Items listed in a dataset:

--- begin ---

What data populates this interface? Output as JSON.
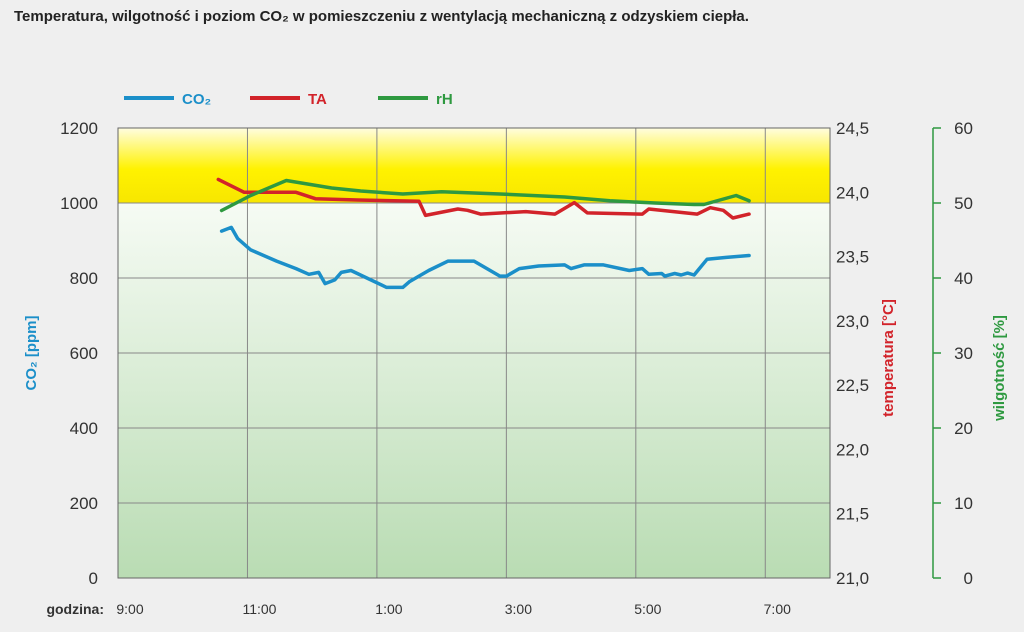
{
  "title": "Temperatura, wilgotność i poziom CO₂ w pomieszczeniu z wentylacją mechaniczną z odzyskiem ciepła.",
  "colors": {
    "co2": "#1b8fc9",
    "ta": "#d2232a",
    "rh": "#2e9940",
    "grid": "#888888",
    "band_yellow": "#fff000",
    "band_green": "#c6e2c2"
  },
  "chart_data": {
    "type": "line",
    "title": "Temperatura, wilgotność i poziom CO₂ w pomieszczeniu z wentylacją mechaniczną z odzyskiem ciepła.",
    "xlabel": "godzina:",
    "x_ticks": [
      "9:00",
      "11:00",
      "1:00",
      "3:00",
      "5:00",
      "7:00"
    ],
    "x_unit": "hours since 9:00",
    "xlim": [
      0,
      11
    ],
    "grid": true,
    "legend_position": "top-left",
    "axes": {
      "left": {
        "label": "CO₂ [ppm]",
        "ylim": [
          0,
          1200
        ],
        "ticks": [
          "0",
          "200",
          "400",
          "600",
          "800",
          "1000",
          "1200"
        ]
      },
      "right1": {
        "label": "temperatura [°C]",
        "ylim": [
          21.0,
          24.5
        ],
        "ticks": [
          "21,0",
          "21,5",
          "22,0",
          "22,5",
          "23,0",
          "23,5",
          "24,0",
          "24,5"
        ]
      },
      "right2": {
        "label": "wilgotność [%]",
        "ylim": [
          0,
          60
        ],
        "ticks": [
          "0",
          "10",
          "20",
          "30",
          "40",
          "50",
          "60"
        ]
      }
    },
    "bands": [
      {
        "axis": "left",
        "from": 1000,
        "to": 1200,
        "color": "yellow"
      },
      {
        "axis": "left",
        "from": 0,
        "to": 1000,
        "color": "green"
      }
    ],
    "series": [
      {
        "name": "CO₂",
        "axis": "left",
        "x": [
          1.6,
          1.75,
          1.85,
          2.05,
          2.45,
          2.75,
          2.95,
          3.1,
          3.2,
          3.35,
          3.45,
          3.6,
          4.15,
          4.4,
          4.5,
          4.8,
          5.1,
          5.5,
          5.9,
          6.0,
          6.2,
          6.5,
          6.9,
          7.0,
          7.2,
          7.5,
          7.9,
          8.1,
          8.2,
          8.4,
          8.45,
          8.6,
          8.7,
          8.8,
          8.9,
          9.1,
          9.4,
          9.75
        ],
        "y": [
          925,
          935,
          905,
          875,
          845,
          825,
          810,
          815,
          785,
          795,
          815,
          820,
          775,
          775,
          790,
          820,
          845,
          845,
          805,
          805,
          825,
          832,
          835,
          825,
          835,
          835,
          820,
          825,
          810,
          812,
          805,
          812,
          808,
          813,
          808,
          850,
          855,
          860
        ]
      },
      {
        "name": "TA",
        "axis": "right1",
        "x": [
          1.55,
          1.95,
          2.3,
          2.75,
          3.05,
          3.7,
          4.65,
          4.75,
          5.25,
          5.4,
          5.6,
          6.3,
          6.75,
          7.05,
          7.25,
          8.1,
          8.2,
          8.95,
          9.15,
          9.35,
          9.5,
          9.75
        ],
        "y": [
          24.1,
          24.0,
          24.0,
          24.0,
          23.95,
          23.94,
          23.93,
          23.82,
          23.87,
          23.86,
          23.83,
          23.85,
          23.83,
          23.92,
          23.84,
          23.83,
          23.87,
          23.83,
          23.88,
          23.86,
          23.8,
          23.83
        ]
      },
      {
        "name": "rH",
        "axis": "right2",
        "x": [
          1.6,
          2.05,
          2.6,
          3.3,
          3.75,
          4.4,
          5.0,
          5.9,
          6.9,
          7.6,
          8.3,
          8.9,
          9.05,
          9.55,
          9.75
        ],
        "y": [
          49,
          51,
          53,
          52,
          51.6,
          51.2,
          51.5,
          51.2,
          50.8,
          50.3,
          50,
          49.8,
          49.8,
          51,
          50.3
        ]
      }
    ]
  }
}
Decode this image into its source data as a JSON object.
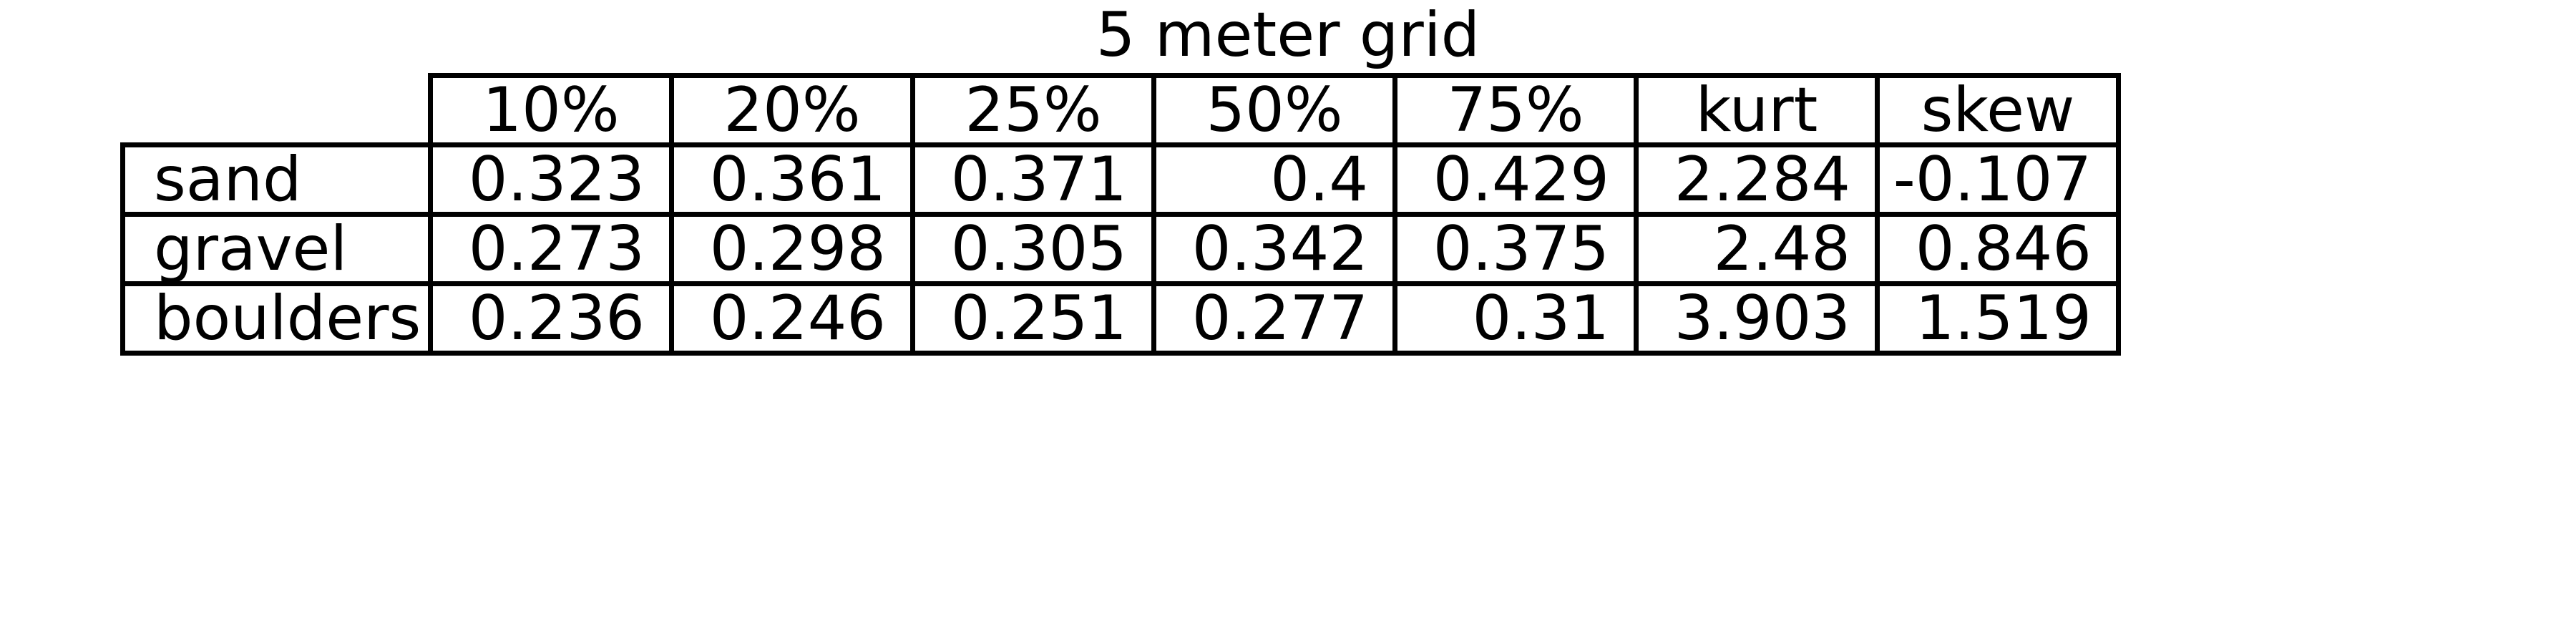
{
  "chart_data": {
    "type": "table",
    "title": "5 meter grid",
    "columns": [
      "10%",
      "20%",
      "25%",
      "50%",
      "75%",
      "kurt",
      "skew"
    ],
    "rows": [
      {
        "label": "sand",
        "values": [
          "0.323",
          "0.361",
          "0.371",
          "0.4",
          "0.429",
          "2.284",
          "-0.107"
        ]
      },
      {
        "label": "gravel",
        "values": [
          "0.273",
          "0.298",
          "0.305",
          "0.342",
          "0.375",
          "2.48",
          "0.846"
        ]
      },
      {
        "label": "boulders",
        "values": [
          "0.236",
          "0.246",
          "0.251",
          "0.277",
          "0.31",
          "3.903",
          "1.519"
        ]
      }
    ]
  }
}
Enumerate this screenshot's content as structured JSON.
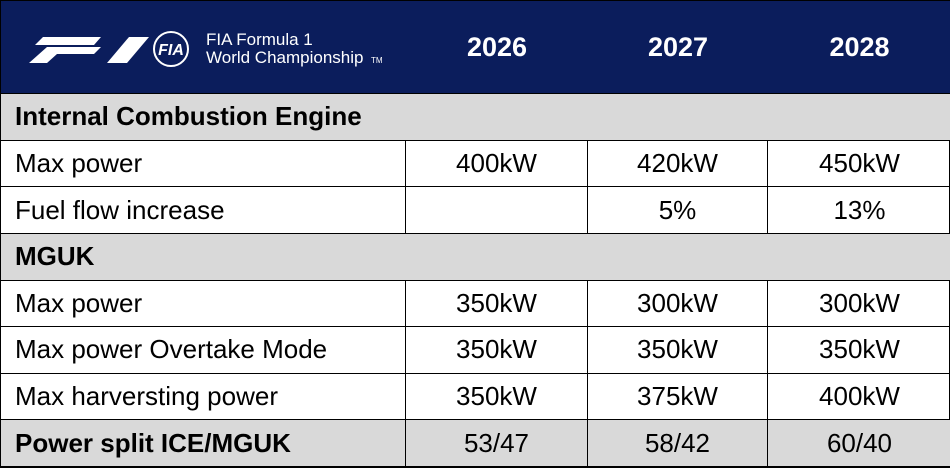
{
  "header": {
    "emblem": "FIA",
    "logo_lines": [
      "FIA Formula 1",
      "World Championship"
    ],
    "trademark": "TM",
    "columns": [
      "2026",
      "2027",
      "2028"
    ]
  },
  "table": {
    "sections": [
      {
        "title": "Internal Combustion Engine",
        "rows": [
          {
            "label": "Max power",
            "values": [
              "400kW",
              "420kW",
              "450kW"
            ]
          },
          {
            "label": "Fuel flow increase",
            "values": [
              null,
              "5%",
              "13%"
            ]
          }
        ]
      },
      {
        "title": "MGUK",
        "rows": [
          {
            "label": "Max power",
            "values": [
              "350kW",
              "300kW",
              "300kW"
            ]
          },
          {
            "label": "Max power Overtake Mode",
            "values": [
              "350kW",
              "350kW",
              "350kW"
            ]
          },
          {
            "label": "Max harversting power",
            "values": [
              "350kW",
              "375kW",
              "400kW"
            ]
          }
        ]
      }
    ],
    "footer": {
      "label": "Power split ICE/MGUK",
      "values": [
        "53/47",
        "58/42",
        "60/40"
      ]
    }
  }
}
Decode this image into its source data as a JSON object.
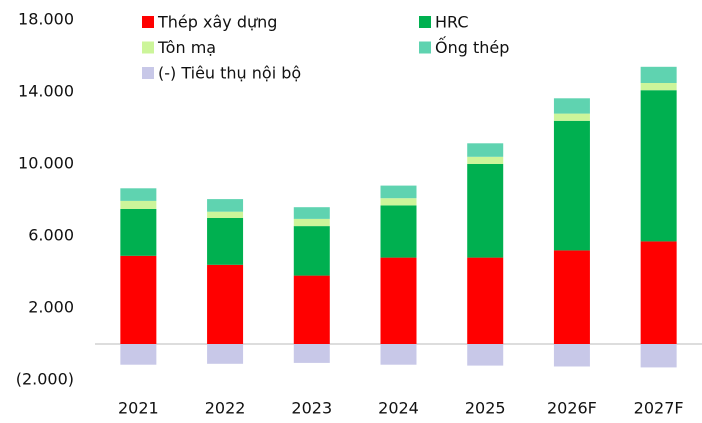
{
  "chart_data": {
    "type": "stacked_bar",
    "categories": [
      "2021",
      "2022",
      "2023",
      "2024",
      "2025",
      "2026F",
      "2027F"
    ],
    "series": [
      {
        "name": "Thép xây dựng",
        "color": "#ff0000",
        "values": [
          4900,
          4400,
          3800,
          4800,
          4800,
          5200,
          5700
        ]
      },
      {
        "name": "HRC",
        "color": "#00b050",
        "values": [
          2600,
          2600,
          2750,
          2900,
          5200,
          7200,
          8400
        ]
      },
      {
        "name": "Tôn mạ",
        "color": "#ccf59a",
        "values": [
          450,
          350,
          400,
          400,
          400,
          400,
          400
        ]
      },
      {
        "name": "Ống thép",
        "color": "#5fd3b0",
        "values": [
          700,
          700,
          650,
          700,
          750,
          850,
          900
        ]
      },
      {
        "name": "(-) Tiêu thụ nội bộ",
        "color": "#c8c8e8",
        "values": [
          -1150,
          -1100,
          -1050,
          -1150,
          -1200,
          -1250,
          -1300
        ]
      }
    ],
    "ylim": [
      -2000,
      18000
    ],
    "yticks": [
      {
        "value": -2000,
        "label": "(2.000)"
      },
      {
        "value": 2000,
        "label": "2.000"
      },
      {
        "value": 6000,
        "label": "6.000"
      },
      {
        "value": 10000,
        "label": "10.000"
      },
      {
        "value": 14000,
        "label": "14.000"
      },
      {
        "value": 18000,
        "label": "18.000"
      }
    ]
  }
}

--- end ---

PROBLEM TO WORK ON
Go through the listing above and quote it exactly, apart from its images.

RESPONSE TO THE TASK
What data populates this interface? Output as JSON.
{
  "title": "Temperatura, wilgotność i poziom CO₂ w pomieszczeniu z wentylacją mechaniczną z odzyskiem ciepła.",
  "colors": {
    "co2": "#1b8fc9",
    "ta": "#d2232a",
    "rh": "#2e9940",
    "grid": "#888888",
    "band_yellow": "#fff000",
    "band_green": "#c6e2c2"
  },
  "chart_data": {
    "type": "line",
    "title": "Temperatura, wilgotność i poziom CO₂ w pomieszczeniu z wentylacją mechaniczną z odzyskiem ciepła.",
    "xlabel": "godzina:",
    "x_ticks": [
      "9:00",
      "11:00",
      "1:00",
      "3:00",
      "5:00",
      "7:00"
    ],
    "x_unit": "hours since 9:00",
    "xlim": [
      0,
      11
    ],
    "grid": true,
    "legend_position": "top-left",
    "axes": {
      "left": {
        "label": "CO₂ [ppm]",
        "ylim": [
          0,
          1200
        ],
        "ticks": [
          "0",
          "200",
          "400",
          "600",
          "800",
          "1000",
          "1200"
        ]
      },
      "right1": {
        "label": "temperatura [°C]",
        "ylim": [
          21.0,
          24.5
        ],
        "ticks": [
          "21,0",
          "21,5",
          "22,0",
          "22,5",
          "23,0",
          "23,5",
          "24,0",
          "24,5"
        ]
      },
      "right2": {
        "label": "wilgotność [%]",
        "ylim": [
          0,
          60
        ],
        "ticks": [
          "0",
          "10",
          "20",
          "30",
          "40",
          "50",
          "60"
        ]
      }
    },
    "bands": [
      {
        "axis": "left",
        "from": 1000,
        "to": 1200,
        "color": "yellow"
      },
      {
        "axis": "left",
        "from": 0,
        "to": 1000,
        "color": "green"
      }
    ],
    "series": [
      {
        "name": "CO₂",
        "axis": "left",
        "x": [
          1.6,
          1.75,
          1.85,
          2.05,
          2.45,
          2.75,
          2.95,
          3.1,
          3.2,
          3.35,
          3.45,
          3.6,
          4.15,
          4.4,
          4.5,
          4.8,
          5.1,
          5.5,
          5.9,
          6.0,
          6.2,
          6.5,
          6.9,
          7.0,
          7.2,
          7.5,
          7.9,
          8.1,
          8.2,
          8.4,
          8.45,
          8.6,
          8.7,
          8.8,
          8.9,
          9.1,
          9.4,
          9.75
        ],
        "y": [
          925,
          935,
          905,
          875,
          845,
          825,
          810,
          815,
          785,
          795,
          815,
          820,
          775,
          775,
          790,
          820,
          845,
          845,
          805,
          805,
          825,
          832,
          835,
          825,
          835,
          835,
          820,
          825,
          810,
          812,
          805,
          812,
          808,
          813,
          808,
          850,
          855,
          860
        ]
      },
      {
        "name": "TA",
        "axis": "right1",
        "x": [
          1.55,
          1.95,
          2.3,
          2.75,
          3.05,
          3.7,
          4.65,
          4.75,
          5.25,
          5.4,
          5.6,
          6.3,
          6.75,
          7.05,
          7.25,
          8.1,
          8.2,
          8.95,
          9.15,
          9.35,
          9.5,
          9.75
        ],
        "y": [
          24.1,
          24.0,
          24.0,
          24.0,
          23.95,
          23.94,
          23.93,
          23.82,
          23.87,
          23.86,
          23.83,
          23.85,
          23.83,
          23.92,
          23.84,
          23.83,
          23.87,
          23.83,
          23.88,
          23.86,
          23.8,
          23.83
        ]
      },
      {
        "name": "rH",
        "axis": "right2",
        "x": [
          1.6,
          2.05,
          2.6,
          3.3,
          3.75,
          4.4,
          5.0,
          5.9,
          6.9,
          7.6,
          8.3,
          8.9,
          9.05,
          9.55,
          9.75
        ],
        "y": [
          49,
          51,
          53,
          52,
          51.6,
          51.2,
          51.5,
          51.2,
          50.8,
          50.3,
          50,
          49.8,
          49.8,
          51,
          50.3
        ]
      }
    ]
  }
}
Decode this image into its source data as a JSON object.
{
  "chart_data": {
    "type": "table",
    "title": "5 meter grid",
    "columns": [
      "10%",
      "20%",
      "25%",
      "50%",
      "75%",
      "kurt",
      "skew"
    ],
    "rows": [
      {
        "label": "sand",
        "values": [
          "0.323",
          "0.361",
          "0.371",
          "0.4",
          "0.429",
          "2.284",
          "-0.107"
        ]
      },
      {
        "label": "gravel",
        "values": [
          "0.273",
          "0.298",
          "0.305",
          "0.342",
          "0.375",
          "2.48",
          "0.846"
        ]
      },
      {
        "label": "boulders",
        "values": [
          "0.236",
          "0.246",
          "0.251",
          "0.277",
          "0.31",
          "3.903",
          "1.519"
        ]
      }
    ]
  }
}
Enumerate this screenshot's content as structured JSON.
{
  "header": {
    "emblem": "FIA",
    "logo_lines": [
      "FIA Formula 1",
      "World Championship"
    ],
    "trademark": "TM",
    "columns": [
      "2026",
      "2027",
      "2028"
    ]
  },
  "table": {
    "sections": [
      {
        "title": "Internal Combustion Engine",
        "rows": [
          {
            "label": "Max power",
            "values": [
              "400kW",
              "420kW",
              "450kW"
            ]
          },
          {
            "label": "Fuel flow increase",
            "values": [
              null,
              "5%",
              "13%"
            ]
          }
        ]
      },
      {
        "title": "MGUK",
        "rows": [
          {
            "label": "Max power",
            "values": [
              "350kW",
              "300kW",
              "300kW"
            ]
          },
          {
            "label": "Max power Overtake Mode",
            "values": [
              "350kW",
              "350kW",
              "350kW"
            ]
          },
          {
            "label": "Max harversting power",
            "values": [
              "350kW",
              "375kW",
              "400kW"
            ]
          }
        ]
      }
    ],
    "footer": {
      "label": "Power split ICE/MGUK",
      "values": [
        "53/47",
        "58/42",
        "60/40"
      ]
    }
  }
}
Decode this image into its source data as a JSON object.
{
  "chart_data": {
    "type": "stacked_bar",
    "categories": [
      "2021",
      "2022",
      "2023",
      "2024",
      "2025",
      "2026F",
      "2027F"
    ],
    "series": [
      {
        "name": "Thép xây dựng",
        "color": "#ff0000",
        "values": [
          4900,
          4400,
          3800,
          4800,
          4800,
          5200,
          5700
        ]
      },
      {
        "name": "HRC",
        "color": "#00b050",
        "values": [
          2600,
          2600,
          2750,
          2900,
          5200,
          7200,
          8400
        ]
      },
      {
        "name": "Tôn mạ",
        "color": "#ccf59a",
        "values": [
          450,
          350,
          400,
          400,
          400,
          400,
          400
        ]
      },
      {
        "name": "Ống thép",
        "color": "#5fd3b0",
        "values": [
          700,
          700,
          650,
          700,
          750,
          850,
          900
        ]
      },
      {
        "name": "(-) Tiêu thụ nội bộ",
        "color": "#c8c8e8",
        "values": [
          -1150,
          -1100,
          -1050,
          -1150,
          -1200,
          -1250,
          -1300
        ]
      }
    ],
    "ylim": [
      -2000,
      18000
    ],
    "yticks": [
      {
        "value": -2000,
        "label": "(2.000)"
      },
      {
        "value": 2000,
        "label": "2.000"
      },
      {
        "value": 6000,
        "label": "6.000"
      },
      {
        "value": 10000,
        "label": "10.000"
      },
      {
        "value": 14000,
        "label": "14.000"
      },
      {
        "value": 18000,
        "label": "18.000"
      }
    ]
  }
}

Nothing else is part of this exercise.